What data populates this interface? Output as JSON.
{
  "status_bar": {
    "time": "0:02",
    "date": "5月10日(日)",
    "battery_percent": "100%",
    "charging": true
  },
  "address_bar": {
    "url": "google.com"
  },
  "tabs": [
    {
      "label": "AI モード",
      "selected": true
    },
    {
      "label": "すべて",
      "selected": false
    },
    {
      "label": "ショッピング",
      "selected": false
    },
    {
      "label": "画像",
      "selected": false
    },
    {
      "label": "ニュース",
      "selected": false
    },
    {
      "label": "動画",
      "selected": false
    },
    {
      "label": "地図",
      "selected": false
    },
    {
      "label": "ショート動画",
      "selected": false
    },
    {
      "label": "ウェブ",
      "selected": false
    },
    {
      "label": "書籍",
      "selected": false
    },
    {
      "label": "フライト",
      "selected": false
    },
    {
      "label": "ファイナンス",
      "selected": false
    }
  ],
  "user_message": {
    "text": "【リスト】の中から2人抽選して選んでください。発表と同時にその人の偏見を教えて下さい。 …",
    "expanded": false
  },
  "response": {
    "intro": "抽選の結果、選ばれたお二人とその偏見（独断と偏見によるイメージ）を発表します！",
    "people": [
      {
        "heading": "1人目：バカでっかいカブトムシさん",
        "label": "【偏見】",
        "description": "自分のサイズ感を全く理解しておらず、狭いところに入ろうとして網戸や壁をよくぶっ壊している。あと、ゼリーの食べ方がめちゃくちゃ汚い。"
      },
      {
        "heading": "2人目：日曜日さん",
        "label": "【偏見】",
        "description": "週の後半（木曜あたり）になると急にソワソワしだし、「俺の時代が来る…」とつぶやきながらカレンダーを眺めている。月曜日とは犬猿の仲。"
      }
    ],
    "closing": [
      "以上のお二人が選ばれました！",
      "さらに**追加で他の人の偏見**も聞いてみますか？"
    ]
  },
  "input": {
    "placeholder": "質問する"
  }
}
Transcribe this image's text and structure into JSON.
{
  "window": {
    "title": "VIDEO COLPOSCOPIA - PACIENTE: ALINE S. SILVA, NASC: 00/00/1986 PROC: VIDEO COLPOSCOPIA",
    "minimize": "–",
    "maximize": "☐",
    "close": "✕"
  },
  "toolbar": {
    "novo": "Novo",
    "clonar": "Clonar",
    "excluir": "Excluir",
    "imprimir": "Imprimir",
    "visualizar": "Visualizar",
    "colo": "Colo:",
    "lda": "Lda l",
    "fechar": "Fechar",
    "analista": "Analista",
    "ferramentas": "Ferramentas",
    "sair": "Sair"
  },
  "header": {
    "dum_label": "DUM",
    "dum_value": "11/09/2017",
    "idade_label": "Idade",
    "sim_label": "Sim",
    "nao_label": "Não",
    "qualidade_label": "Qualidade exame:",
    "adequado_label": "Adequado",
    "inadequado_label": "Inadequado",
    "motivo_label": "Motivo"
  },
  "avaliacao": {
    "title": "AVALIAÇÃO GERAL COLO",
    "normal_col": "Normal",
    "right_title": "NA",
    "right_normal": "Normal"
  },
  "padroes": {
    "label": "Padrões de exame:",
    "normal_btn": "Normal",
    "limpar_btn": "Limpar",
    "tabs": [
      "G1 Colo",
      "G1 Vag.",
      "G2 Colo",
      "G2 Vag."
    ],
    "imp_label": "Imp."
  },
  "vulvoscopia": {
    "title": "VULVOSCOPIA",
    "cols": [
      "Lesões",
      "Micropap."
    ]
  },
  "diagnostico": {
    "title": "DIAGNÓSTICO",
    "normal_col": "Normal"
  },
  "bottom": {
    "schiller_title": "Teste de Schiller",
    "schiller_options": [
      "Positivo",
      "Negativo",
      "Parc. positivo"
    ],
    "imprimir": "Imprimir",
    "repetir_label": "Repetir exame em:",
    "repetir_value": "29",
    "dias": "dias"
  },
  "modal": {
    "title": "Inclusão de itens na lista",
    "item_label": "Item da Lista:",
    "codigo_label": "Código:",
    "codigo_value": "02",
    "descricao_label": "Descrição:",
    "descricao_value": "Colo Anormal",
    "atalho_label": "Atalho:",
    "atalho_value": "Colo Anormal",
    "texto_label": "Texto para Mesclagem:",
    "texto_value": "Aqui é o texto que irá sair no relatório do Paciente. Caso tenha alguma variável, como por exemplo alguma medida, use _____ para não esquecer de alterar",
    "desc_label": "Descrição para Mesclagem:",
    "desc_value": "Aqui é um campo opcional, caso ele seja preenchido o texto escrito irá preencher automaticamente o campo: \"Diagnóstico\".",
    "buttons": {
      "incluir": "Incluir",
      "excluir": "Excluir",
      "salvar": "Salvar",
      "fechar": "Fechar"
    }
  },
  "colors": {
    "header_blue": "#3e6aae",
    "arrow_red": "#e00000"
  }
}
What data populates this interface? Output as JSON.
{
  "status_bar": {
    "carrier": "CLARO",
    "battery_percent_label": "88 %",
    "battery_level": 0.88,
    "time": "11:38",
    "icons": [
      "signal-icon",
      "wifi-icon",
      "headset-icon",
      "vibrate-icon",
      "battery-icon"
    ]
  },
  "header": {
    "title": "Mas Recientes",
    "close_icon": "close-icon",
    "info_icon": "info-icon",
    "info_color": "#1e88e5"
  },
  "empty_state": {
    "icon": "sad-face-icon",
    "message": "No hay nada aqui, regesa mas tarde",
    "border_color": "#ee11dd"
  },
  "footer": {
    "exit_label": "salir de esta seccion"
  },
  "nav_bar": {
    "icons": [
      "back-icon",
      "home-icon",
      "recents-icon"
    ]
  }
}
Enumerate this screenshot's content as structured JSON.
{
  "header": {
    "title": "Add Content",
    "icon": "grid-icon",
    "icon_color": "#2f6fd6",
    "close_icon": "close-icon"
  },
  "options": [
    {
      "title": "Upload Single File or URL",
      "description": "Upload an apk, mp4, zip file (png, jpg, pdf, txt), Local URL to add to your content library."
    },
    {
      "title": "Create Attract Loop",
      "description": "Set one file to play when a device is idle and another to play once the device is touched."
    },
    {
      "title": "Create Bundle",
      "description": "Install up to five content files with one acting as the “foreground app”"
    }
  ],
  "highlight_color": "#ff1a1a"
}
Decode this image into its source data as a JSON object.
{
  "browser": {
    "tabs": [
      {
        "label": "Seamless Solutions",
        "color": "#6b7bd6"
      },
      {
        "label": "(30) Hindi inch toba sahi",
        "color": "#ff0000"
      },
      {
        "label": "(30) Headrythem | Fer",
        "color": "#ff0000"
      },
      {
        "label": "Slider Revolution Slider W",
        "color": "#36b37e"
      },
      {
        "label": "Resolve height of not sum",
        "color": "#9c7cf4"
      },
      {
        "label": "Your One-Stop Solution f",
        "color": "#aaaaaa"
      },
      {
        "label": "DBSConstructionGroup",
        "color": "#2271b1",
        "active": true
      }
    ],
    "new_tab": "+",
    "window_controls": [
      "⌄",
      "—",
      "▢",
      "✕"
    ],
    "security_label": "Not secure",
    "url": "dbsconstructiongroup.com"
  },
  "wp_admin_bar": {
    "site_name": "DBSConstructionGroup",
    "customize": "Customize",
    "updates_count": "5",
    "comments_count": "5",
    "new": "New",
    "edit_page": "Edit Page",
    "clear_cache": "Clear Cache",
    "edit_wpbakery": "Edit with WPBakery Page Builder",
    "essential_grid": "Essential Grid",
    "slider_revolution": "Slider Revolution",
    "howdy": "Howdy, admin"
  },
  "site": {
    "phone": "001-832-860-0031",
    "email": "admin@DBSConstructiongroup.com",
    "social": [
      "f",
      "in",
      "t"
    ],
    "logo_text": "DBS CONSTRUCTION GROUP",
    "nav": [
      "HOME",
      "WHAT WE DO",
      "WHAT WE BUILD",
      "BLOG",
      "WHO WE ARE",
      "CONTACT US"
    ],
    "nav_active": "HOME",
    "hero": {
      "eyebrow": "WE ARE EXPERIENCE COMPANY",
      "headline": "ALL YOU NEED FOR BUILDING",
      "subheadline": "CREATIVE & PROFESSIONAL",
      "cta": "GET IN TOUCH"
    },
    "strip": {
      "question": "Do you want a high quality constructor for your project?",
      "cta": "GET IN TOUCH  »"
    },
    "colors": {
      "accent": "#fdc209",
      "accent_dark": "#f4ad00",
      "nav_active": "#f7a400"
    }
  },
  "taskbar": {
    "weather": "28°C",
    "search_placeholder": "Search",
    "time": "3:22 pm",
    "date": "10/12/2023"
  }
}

§ §

▸ **WHAT IS NEEDED**: Using the data above, copy each line that contains "image".

▸ **FULL ANSWER**:
Transcribe this image's text and structure into JSON.
Decode this image into its source data as a JSON object.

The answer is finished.